## EXTRAIT CHOISI
--- --- ---

La contrainte fait référence aux mises en demeures des 20 janvier 2017 (MD17001) et 26 janvier 2018 (MD18001), mentionne la période concernée, à savoir 2016 et 2017, le montant réclamé, soit 19.281,89 euros, ainsi que le détail suivant :

pour 2016 : 7.827 euros au titre des cotisations et 791,10 euros au titre des majorations de retard

pour 2017 : 9.796 euros au titre des cotisations et 867,79 euros au titre des majorations de retard.

La [14] produit les deux mises en demeure préalables des 20 janvier 2017 et 26 janvier 2018. S'agissant de la première, si devant le tribunal la [10] avait produit par erreur celle adressée à M. [Y] le 20 janvier 2017, elle produit bien en revanche devant la cour celle adressée à Mme [Y] le même jour (AR signé) (pièce 6).

--- --- ---

## DONNÉES ENREGISTRÉES
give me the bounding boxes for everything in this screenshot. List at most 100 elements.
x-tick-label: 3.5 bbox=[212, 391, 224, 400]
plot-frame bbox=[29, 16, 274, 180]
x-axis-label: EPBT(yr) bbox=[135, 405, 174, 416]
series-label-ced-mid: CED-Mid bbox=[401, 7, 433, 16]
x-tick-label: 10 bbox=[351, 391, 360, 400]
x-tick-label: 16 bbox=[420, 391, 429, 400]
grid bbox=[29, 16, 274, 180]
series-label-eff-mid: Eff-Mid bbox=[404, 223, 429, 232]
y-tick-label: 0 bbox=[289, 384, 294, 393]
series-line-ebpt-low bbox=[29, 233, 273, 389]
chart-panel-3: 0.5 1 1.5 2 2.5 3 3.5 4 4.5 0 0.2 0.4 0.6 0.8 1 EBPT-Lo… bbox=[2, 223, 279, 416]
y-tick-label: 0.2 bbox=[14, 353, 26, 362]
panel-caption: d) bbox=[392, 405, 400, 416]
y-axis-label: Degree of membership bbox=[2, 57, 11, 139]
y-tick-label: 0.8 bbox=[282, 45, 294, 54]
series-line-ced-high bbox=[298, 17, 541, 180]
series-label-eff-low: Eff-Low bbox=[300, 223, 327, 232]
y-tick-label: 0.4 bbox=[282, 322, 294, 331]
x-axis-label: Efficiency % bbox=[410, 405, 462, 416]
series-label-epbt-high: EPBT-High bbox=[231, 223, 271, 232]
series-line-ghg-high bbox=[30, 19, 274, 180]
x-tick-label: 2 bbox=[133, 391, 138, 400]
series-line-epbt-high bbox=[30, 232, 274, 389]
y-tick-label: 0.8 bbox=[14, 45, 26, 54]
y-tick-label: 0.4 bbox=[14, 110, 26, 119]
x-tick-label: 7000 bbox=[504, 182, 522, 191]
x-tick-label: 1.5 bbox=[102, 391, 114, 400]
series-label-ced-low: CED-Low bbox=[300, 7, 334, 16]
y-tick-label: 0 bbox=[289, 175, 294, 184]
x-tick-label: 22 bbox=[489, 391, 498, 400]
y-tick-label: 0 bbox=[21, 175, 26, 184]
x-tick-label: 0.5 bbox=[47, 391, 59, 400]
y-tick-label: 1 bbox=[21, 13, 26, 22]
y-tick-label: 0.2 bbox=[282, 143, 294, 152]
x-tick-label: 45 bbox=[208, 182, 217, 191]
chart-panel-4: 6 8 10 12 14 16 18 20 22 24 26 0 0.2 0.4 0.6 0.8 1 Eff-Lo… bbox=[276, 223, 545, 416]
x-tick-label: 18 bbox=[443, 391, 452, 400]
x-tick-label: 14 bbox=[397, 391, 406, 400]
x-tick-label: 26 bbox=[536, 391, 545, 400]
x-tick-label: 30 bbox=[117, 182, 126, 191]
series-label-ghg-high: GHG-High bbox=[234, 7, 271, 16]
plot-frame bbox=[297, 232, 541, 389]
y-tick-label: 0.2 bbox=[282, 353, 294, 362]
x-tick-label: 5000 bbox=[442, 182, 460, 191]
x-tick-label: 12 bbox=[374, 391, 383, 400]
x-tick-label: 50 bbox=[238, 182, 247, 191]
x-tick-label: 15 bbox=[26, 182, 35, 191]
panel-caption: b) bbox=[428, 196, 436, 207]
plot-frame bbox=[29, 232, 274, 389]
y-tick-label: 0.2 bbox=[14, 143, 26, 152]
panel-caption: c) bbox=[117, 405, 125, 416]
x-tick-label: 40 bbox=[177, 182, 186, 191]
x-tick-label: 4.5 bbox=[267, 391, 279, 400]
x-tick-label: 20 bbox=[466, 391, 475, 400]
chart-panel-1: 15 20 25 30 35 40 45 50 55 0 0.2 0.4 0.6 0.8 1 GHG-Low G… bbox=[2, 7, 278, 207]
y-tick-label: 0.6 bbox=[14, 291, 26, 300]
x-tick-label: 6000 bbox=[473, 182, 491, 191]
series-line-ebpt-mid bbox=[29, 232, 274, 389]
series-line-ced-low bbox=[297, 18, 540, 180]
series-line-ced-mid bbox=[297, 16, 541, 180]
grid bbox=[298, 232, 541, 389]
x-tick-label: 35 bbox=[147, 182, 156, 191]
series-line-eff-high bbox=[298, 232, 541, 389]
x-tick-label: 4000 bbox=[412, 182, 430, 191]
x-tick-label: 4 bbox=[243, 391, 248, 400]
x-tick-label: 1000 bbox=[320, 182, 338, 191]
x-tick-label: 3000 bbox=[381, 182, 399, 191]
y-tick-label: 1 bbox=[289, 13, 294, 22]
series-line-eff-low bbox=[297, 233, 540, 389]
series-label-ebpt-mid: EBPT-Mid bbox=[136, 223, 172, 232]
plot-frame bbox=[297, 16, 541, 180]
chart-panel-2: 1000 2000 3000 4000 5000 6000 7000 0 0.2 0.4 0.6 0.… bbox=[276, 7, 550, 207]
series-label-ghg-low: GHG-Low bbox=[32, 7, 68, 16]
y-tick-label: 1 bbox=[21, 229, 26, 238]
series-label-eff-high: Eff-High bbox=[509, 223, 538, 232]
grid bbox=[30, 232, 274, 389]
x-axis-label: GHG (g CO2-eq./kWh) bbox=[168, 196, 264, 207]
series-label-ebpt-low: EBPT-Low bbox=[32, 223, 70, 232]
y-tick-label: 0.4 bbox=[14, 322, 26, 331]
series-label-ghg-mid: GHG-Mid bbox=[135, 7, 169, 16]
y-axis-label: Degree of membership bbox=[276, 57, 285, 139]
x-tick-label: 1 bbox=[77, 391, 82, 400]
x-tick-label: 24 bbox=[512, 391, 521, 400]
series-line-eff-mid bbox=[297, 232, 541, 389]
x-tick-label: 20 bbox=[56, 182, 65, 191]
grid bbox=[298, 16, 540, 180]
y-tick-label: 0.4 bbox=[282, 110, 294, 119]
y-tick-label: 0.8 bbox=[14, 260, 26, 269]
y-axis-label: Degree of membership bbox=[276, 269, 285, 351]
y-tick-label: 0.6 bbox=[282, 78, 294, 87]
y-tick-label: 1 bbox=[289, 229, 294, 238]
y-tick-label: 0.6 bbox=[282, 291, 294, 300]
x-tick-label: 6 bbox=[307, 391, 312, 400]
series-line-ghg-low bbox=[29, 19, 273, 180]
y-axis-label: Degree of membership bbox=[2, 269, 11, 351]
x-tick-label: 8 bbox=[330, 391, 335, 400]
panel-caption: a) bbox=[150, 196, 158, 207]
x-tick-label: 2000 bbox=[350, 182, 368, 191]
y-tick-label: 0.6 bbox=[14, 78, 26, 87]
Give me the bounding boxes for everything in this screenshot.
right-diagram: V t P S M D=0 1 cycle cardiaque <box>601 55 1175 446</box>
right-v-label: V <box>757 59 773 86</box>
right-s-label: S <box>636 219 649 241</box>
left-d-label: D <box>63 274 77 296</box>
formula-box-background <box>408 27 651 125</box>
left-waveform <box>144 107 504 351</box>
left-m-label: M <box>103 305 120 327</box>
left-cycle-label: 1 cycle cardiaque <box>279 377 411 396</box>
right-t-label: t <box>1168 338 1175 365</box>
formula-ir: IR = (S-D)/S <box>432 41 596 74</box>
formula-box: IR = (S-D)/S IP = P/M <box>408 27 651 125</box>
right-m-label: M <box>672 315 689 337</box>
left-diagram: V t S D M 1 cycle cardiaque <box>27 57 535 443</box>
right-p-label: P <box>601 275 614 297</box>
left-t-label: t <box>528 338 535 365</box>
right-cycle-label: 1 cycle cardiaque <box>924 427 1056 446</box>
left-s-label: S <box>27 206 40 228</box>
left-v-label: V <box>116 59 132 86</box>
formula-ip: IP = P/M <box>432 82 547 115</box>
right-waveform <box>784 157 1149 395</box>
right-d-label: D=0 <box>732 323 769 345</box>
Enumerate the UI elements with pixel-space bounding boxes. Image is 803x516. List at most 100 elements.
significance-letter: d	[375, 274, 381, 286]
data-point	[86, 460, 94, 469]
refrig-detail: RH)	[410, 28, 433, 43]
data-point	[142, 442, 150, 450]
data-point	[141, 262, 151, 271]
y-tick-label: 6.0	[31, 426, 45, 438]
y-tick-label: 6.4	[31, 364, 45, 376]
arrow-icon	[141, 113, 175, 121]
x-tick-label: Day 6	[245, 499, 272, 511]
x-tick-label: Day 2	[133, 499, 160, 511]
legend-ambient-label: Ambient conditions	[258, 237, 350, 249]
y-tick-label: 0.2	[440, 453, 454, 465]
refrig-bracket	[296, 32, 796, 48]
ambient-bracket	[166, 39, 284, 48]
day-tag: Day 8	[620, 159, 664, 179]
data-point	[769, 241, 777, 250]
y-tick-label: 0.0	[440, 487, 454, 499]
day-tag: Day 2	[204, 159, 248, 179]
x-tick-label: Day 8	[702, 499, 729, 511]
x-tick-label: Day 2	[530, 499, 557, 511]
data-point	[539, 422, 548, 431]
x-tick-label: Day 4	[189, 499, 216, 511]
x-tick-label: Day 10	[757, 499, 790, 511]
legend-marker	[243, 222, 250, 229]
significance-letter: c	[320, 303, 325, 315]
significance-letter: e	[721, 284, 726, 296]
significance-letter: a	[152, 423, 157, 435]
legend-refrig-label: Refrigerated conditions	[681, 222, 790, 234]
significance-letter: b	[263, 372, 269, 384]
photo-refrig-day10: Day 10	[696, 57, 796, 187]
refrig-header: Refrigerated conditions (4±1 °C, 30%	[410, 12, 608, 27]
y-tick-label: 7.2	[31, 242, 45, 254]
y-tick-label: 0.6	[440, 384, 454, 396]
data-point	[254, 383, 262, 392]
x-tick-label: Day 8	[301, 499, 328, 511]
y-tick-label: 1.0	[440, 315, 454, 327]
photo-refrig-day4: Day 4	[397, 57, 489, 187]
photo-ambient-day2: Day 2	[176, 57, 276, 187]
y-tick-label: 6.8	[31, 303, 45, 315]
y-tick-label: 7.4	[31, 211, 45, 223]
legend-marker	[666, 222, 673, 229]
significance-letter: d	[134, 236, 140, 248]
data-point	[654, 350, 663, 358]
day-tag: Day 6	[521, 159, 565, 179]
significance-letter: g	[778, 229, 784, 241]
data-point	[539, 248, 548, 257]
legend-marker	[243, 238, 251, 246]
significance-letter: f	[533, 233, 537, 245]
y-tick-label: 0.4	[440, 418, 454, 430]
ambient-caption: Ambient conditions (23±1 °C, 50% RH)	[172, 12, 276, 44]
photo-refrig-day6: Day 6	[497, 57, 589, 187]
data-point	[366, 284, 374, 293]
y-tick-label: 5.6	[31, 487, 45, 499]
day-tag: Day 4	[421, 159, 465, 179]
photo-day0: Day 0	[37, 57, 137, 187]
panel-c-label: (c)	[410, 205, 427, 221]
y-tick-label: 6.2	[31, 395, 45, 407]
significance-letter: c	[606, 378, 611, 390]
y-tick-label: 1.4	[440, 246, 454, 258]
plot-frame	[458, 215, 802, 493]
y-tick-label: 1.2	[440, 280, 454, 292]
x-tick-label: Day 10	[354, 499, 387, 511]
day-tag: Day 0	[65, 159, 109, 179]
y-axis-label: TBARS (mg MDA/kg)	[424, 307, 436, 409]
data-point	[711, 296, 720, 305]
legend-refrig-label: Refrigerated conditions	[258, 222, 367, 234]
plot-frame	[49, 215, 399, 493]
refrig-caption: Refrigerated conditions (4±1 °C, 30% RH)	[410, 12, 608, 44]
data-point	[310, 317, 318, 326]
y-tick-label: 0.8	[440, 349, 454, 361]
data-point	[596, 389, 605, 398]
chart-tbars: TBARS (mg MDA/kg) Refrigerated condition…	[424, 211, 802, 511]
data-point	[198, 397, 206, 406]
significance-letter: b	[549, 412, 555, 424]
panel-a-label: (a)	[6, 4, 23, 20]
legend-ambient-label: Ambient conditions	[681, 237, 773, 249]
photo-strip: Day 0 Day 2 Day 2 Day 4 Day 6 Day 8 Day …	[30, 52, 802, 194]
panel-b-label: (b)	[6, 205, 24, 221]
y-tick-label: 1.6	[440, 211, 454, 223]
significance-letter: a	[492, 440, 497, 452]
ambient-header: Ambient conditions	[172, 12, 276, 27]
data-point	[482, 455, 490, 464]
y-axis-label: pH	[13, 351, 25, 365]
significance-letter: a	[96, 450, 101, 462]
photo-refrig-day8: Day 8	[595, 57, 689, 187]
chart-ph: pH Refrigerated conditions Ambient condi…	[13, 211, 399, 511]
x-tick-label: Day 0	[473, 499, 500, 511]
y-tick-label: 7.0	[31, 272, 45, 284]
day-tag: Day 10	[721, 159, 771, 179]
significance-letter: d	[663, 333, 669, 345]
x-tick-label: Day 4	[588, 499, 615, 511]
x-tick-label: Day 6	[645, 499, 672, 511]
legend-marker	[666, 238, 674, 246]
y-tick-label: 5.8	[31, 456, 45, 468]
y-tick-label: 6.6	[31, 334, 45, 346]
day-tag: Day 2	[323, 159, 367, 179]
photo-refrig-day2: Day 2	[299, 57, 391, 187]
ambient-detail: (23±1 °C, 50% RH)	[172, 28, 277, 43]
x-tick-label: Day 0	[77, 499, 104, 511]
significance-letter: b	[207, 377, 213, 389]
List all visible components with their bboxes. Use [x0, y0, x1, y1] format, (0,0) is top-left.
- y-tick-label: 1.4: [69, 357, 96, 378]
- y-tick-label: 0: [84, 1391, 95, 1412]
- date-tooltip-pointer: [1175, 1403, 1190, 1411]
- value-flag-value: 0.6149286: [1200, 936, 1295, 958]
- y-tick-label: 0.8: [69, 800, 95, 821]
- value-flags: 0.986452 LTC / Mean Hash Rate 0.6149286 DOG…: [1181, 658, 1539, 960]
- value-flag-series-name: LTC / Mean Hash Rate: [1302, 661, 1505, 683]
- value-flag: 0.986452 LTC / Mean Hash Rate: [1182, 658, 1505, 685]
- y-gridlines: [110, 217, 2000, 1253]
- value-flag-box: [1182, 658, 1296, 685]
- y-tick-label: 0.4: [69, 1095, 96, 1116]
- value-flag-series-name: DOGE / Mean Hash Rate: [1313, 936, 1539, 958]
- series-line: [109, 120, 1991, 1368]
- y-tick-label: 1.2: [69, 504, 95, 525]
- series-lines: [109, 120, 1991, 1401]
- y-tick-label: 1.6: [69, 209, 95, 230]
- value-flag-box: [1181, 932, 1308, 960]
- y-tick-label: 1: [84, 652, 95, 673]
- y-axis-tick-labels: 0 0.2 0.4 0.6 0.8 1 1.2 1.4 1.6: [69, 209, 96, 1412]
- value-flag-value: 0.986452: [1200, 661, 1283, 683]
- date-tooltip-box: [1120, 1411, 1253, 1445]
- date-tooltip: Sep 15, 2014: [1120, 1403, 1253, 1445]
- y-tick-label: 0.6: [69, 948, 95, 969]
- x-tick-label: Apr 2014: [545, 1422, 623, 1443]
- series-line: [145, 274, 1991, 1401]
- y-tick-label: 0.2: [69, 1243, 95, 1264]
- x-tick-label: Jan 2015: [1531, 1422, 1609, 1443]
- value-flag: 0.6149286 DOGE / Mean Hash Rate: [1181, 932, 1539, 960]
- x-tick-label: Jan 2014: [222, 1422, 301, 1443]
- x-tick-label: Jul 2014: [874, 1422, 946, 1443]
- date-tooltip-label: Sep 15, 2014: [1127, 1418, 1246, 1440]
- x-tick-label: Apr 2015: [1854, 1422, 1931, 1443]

--- --- ---

## CONSIGNE
Recopiez l'extrait choisi en entier, mot pour mot, sans rien changer. Les lignes viennent d'une autre source.

## RÉSULTAT ATTENDU
La contrainte fait référence aux mises en demeures des 20 janvier 2017 (MD17001) et 26 janvier 2018 (MD18001), mentionne la période concernée, à savoir 2016 et 2017, le montant réclamé, soit 19.281,89 euros, ainsi que le détail suivant :

pour 2016 : 7.827 euros au titre des cotisations et 791,10 euros au titre des majorations de retard

pour 2017 : 9.796 euros au titre des cotisations et 867,79 euros au titre des majorations de retard.

La [14] produit les deux mises en demeure préalables des 20 janvier 2017 et 26 janvier 2018. S'agissant de la première, si devant le tribunal la [10] avait produit par erreur celle adressée à M. [Y] le 20 janvier 2017, elle produit bien en revanche devant la cour celle adressée à Mme [Y] le même jour (AR signé) (pièce 6).